*Exercise prompt*. Which lines in the material below contain the word "mengikut"? Copy each of them.

[Data listing]
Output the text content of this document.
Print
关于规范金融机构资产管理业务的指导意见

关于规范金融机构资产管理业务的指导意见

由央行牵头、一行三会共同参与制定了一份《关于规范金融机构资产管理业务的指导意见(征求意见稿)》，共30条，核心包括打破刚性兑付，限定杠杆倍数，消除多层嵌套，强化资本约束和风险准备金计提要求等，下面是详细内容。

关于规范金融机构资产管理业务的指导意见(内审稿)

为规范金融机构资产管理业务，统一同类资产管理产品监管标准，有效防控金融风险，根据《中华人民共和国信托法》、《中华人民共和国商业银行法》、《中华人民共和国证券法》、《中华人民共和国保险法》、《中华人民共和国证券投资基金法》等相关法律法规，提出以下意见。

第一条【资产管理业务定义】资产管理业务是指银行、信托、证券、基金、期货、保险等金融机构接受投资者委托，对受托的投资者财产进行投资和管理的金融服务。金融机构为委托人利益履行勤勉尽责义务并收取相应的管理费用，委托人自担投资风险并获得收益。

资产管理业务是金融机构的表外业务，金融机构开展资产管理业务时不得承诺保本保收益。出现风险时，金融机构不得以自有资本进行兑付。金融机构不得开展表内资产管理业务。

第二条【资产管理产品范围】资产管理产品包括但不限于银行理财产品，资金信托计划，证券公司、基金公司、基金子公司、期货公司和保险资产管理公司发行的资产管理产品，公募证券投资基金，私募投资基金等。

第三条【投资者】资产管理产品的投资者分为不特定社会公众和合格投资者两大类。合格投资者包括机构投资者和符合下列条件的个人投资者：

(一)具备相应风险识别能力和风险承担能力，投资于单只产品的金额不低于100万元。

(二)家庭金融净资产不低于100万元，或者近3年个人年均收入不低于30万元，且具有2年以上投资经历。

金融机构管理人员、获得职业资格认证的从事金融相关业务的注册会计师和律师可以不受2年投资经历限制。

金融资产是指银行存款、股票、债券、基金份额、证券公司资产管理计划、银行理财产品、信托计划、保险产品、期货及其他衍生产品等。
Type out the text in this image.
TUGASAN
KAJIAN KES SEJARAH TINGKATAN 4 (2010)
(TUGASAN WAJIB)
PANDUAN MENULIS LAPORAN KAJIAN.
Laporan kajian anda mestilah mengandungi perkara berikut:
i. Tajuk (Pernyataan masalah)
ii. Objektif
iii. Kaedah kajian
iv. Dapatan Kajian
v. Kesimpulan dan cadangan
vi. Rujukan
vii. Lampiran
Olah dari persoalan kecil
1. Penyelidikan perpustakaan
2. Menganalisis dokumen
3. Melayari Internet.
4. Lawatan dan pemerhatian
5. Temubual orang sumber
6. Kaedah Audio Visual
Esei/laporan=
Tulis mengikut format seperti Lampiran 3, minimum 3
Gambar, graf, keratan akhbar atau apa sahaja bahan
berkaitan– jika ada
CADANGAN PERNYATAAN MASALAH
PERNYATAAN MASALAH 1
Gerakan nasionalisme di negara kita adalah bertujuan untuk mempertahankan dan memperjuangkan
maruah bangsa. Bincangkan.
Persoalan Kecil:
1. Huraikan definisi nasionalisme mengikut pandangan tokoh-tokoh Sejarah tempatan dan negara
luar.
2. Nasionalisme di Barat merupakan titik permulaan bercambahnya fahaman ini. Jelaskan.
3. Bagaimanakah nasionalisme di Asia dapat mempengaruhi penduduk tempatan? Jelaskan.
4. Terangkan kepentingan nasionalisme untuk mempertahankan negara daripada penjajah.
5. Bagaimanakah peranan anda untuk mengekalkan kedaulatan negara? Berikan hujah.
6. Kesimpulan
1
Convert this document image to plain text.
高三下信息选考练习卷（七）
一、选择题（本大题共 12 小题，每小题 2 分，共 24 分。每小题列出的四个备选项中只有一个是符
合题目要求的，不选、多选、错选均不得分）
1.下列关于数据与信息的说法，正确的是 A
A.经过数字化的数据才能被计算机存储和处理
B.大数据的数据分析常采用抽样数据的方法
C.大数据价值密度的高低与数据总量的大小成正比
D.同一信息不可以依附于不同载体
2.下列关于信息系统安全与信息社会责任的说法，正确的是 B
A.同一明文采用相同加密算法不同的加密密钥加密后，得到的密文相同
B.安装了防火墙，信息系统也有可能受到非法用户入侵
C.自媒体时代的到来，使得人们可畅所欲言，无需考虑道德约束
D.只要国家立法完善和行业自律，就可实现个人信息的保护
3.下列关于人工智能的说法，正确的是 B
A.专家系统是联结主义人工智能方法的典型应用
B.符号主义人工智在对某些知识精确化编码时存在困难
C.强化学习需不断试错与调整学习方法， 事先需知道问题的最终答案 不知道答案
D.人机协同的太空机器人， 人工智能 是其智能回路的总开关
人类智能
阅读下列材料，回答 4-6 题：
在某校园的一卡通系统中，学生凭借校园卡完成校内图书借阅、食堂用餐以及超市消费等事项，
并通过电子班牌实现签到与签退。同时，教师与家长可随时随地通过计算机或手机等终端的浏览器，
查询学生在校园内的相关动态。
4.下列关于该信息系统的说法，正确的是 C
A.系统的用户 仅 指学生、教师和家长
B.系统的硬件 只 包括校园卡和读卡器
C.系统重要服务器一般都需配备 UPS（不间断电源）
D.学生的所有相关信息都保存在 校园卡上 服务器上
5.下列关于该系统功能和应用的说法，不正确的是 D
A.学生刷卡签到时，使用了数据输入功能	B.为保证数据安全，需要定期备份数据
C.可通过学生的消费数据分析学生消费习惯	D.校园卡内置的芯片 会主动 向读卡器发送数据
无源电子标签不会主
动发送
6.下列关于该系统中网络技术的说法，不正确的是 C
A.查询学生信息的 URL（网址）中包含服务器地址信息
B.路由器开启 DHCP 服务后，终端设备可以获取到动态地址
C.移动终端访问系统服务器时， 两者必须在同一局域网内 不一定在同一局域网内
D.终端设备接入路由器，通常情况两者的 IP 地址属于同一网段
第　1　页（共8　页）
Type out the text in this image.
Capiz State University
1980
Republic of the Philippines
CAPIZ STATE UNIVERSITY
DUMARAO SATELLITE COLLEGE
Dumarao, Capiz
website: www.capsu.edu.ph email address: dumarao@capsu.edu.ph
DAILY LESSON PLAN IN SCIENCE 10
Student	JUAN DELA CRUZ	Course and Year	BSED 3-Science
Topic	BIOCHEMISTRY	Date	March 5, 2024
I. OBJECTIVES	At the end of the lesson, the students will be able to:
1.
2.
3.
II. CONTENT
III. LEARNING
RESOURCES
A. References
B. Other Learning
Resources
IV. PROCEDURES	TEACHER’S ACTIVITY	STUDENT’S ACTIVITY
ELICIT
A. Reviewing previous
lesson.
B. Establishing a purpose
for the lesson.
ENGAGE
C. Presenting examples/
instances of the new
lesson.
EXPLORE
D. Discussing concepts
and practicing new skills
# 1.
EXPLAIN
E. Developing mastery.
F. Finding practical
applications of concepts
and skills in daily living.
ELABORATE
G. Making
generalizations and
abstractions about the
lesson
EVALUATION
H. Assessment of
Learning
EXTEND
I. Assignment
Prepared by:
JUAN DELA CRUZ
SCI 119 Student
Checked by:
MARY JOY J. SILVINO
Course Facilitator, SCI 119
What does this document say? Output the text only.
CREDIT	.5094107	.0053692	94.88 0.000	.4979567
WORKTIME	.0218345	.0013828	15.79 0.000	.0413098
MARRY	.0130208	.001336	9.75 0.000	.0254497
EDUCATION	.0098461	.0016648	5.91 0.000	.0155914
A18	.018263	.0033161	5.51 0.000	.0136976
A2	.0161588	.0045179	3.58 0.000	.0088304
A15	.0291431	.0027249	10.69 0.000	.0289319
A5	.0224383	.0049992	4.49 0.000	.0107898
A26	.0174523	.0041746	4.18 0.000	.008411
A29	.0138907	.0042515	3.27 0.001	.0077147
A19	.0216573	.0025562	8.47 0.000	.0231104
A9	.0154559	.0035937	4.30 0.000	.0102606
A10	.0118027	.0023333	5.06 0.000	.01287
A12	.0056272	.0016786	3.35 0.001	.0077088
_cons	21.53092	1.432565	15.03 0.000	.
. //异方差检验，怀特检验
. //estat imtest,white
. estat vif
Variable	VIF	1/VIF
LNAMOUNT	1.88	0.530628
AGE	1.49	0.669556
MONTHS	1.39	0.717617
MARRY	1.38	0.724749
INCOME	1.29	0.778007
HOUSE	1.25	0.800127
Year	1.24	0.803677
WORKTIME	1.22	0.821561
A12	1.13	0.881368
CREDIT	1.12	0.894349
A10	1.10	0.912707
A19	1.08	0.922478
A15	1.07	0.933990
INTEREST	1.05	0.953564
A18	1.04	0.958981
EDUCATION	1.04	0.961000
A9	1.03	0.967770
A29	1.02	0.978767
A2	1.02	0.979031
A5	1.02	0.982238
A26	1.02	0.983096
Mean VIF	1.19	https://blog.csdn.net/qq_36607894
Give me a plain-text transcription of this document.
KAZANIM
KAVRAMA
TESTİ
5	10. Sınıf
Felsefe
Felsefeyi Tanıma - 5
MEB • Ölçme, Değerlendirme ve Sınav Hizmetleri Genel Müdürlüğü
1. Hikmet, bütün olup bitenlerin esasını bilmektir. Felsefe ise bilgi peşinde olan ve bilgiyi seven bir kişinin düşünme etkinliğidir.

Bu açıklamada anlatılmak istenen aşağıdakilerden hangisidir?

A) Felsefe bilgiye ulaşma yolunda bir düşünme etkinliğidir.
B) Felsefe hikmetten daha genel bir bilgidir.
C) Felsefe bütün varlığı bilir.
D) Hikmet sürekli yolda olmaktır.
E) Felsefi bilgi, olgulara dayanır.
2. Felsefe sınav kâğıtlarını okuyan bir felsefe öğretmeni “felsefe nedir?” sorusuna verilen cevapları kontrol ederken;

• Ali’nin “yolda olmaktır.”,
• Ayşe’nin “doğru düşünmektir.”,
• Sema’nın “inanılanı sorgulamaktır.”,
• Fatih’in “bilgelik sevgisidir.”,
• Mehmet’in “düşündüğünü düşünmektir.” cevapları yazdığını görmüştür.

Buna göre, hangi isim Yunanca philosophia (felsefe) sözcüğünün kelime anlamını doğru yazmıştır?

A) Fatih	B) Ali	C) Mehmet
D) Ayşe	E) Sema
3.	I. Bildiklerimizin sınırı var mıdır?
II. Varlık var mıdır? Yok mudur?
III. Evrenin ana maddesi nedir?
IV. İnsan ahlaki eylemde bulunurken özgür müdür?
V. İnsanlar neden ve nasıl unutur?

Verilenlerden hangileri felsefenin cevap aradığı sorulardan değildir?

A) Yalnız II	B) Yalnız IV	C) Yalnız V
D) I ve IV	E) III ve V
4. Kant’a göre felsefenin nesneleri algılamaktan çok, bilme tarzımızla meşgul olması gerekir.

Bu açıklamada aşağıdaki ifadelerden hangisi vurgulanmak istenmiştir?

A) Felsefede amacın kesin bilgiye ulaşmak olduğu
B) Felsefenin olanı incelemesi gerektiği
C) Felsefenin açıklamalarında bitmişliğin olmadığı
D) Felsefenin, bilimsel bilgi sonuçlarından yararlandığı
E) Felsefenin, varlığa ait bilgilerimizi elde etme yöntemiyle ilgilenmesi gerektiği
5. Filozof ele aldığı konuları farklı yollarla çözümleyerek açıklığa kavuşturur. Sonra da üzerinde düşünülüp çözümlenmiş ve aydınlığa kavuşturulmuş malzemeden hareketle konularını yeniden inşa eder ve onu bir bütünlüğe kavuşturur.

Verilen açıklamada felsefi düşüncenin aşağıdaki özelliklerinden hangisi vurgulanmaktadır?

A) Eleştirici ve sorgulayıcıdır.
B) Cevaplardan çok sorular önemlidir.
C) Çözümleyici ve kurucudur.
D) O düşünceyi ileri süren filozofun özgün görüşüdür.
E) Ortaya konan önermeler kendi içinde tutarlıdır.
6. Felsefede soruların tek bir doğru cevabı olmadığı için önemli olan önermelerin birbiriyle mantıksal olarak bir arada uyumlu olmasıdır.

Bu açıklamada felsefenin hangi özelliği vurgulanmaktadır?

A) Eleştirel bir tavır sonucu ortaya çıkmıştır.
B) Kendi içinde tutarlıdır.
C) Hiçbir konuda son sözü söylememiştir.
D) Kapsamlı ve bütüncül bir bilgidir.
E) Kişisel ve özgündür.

*Response to the exercise*.
Tulis mengikut format seperti Lampiran 3, minimum 3
1. Huraikan definisi nasionalisme mengikut pandangan tokoh-tokoh Sejarah tempatan dan negara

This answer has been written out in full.